_REQUIRED TASK_. Find every line with the string "πώληση" in it, count them, and reply with that count only.

_MATERIAL FOR THE TASK_.
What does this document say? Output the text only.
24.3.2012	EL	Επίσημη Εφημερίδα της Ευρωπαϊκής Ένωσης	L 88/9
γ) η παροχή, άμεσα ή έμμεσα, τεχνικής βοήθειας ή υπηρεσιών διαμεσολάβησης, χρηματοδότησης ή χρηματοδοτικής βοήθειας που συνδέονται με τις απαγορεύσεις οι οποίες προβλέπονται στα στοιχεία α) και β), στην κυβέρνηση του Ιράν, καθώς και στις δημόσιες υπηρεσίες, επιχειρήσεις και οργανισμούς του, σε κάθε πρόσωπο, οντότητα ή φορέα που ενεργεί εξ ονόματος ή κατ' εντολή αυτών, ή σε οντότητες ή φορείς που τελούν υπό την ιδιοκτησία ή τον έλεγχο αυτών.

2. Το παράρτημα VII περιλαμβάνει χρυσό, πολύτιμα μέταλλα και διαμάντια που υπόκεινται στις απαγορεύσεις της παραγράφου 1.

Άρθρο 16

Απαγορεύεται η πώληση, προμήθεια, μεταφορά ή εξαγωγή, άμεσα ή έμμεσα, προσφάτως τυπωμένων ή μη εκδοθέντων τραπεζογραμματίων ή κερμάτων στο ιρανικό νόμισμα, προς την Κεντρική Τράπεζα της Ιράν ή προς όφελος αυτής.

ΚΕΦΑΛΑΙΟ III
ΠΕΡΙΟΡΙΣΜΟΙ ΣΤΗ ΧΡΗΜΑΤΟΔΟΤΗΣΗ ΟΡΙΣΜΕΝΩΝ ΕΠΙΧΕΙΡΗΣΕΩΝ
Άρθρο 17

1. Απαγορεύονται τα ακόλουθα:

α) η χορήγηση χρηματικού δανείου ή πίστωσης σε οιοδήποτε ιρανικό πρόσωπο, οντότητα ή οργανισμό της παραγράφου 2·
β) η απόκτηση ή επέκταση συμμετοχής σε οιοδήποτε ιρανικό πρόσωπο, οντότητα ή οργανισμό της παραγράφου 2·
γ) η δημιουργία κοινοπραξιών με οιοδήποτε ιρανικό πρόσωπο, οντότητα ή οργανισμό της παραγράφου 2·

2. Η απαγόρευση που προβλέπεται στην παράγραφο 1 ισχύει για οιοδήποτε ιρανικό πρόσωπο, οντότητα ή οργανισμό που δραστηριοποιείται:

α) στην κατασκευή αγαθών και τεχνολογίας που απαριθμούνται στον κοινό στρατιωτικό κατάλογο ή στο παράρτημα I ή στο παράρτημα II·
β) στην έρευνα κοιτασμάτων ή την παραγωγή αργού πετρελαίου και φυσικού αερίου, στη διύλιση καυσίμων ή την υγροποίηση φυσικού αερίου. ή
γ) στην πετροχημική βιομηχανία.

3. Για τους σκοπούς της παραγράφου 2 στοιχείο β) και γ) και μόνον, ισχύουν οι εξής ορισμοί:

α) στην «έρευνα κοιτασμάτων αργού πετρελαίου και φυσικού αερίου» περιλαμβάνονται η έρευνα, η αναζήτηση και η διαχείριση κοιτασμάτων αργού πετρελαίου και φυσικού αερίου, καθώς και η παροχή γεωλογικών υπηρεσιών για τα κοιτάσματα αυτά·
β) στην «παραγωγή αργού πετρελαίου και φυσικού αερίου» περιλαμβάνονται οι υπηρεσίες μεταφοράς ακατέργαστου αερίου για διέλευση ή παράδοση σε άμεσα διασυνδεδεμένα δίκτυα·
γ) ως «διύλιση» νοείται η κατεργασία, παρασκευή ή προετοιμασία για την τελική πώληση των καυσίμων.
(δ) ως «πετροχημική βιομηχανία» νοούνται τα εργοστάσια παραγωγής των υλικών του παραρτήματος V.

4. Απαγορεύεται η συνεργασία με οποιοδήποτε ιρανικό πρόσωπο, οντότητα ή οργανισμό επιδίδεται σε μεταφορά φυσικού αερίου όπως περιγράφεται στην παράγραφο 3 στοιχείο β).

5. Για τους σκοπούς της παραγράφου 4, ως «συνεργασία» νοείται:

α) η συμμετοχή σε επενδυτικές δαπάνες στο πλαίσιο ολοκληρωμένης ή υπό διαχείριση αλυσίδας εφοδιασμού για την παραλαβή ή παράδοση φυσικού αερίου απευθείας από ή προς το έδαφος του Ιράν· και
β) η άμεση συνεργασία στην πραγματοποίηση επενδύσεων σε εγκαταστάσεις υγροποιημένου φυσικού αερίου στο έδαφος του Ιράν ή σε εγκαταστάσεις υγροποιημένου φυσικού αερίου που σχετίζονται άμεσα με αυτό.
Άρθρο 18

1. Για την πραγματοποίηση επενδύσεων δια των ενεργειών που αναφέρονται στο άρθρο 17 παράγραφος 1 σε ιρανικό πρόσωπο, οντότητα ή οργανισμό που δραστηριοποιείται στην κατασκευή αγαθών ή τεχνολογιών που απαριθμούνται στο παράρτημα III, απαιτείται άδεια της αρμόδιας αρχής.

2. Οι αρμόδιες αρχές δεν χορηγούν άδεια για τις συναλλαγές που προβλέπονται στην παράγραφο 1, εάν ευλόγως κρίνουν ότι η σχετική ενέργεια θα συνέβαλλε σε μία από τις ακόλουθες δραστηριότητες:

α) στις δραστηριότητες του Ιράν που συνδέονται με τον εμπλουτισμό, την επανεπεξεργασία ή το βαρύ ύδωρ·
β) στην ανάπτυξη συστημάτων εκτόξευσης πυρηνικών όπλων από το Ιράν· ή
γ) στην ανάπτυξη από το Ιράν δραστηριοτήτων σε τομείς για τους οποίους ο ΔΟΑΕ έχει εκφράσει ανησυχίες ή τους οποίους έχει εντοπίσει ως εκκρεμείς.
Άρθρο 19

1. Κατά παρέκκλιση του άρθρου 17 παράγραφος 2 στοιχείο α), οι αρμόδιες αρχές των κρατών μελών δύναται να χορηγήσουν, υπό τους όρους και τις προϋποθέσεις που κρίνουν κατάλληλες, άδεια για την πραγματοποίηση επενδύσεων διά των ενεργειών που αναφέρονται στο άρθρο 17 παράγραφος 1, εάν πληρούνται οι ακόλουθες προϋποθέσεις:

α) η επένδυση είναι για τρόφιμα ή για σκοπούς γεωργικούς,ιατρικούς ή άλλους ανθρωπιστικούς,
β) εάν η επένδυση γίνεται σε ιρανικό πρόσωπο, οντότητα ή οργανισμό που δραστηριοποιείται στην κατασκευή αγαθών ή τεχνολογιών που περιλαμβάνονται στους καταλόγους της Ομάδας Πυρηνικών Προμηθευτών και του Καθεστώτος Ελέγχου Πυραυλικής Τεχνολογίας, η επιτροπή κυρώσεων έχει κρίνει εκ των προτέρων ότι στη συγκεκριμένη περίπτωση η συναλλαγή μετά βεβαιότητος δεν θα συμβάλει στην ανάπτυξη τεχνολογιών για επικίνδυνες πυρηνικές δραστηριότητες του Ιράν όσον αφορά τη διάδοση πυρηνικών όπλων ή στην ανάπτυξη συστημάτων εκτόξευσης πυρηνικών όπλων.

---

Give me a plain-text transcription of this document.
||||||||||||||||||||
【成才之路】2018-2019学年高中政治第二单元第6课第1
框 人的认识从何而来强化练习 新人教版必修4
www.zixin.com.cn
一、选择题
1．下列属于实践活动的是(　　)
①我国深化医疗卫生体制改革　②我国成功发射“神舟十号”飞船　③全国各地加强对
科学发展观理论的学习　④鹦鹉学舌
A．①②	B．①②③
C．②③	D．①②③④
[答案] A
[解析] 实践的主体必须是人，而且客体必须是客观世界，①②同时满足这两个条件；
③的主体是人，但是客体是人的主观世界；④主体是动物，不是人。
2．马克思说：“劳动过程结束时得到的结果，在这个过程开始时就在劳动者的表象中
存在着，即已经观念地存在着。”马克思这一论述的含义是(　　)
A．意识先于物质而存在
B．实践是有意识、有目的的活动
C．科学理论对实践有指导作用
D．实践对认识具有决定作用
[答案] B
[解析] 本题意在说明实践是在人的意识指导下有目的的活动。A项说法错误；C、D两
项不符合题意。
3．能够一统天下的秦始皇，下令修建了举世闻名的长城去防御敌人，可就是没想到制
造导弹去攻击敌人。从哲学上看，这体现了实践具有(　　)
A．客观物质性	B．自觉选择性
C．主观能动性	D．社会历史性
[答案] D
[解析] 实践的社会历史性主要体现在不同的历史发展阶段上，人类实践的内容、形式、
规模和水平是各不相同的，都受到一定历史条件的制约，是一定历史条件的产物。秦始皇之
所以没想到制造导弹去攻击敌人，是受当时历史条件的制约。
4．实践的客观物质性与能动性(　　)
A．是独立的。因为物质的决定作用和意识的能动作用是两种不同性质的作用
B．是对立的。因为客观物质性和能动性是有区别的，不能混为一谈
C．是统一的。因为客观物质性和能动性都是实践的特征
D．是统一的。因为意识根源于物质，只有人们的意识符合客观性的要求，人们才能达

_OUTPUT OF THE EXERCISE_. 2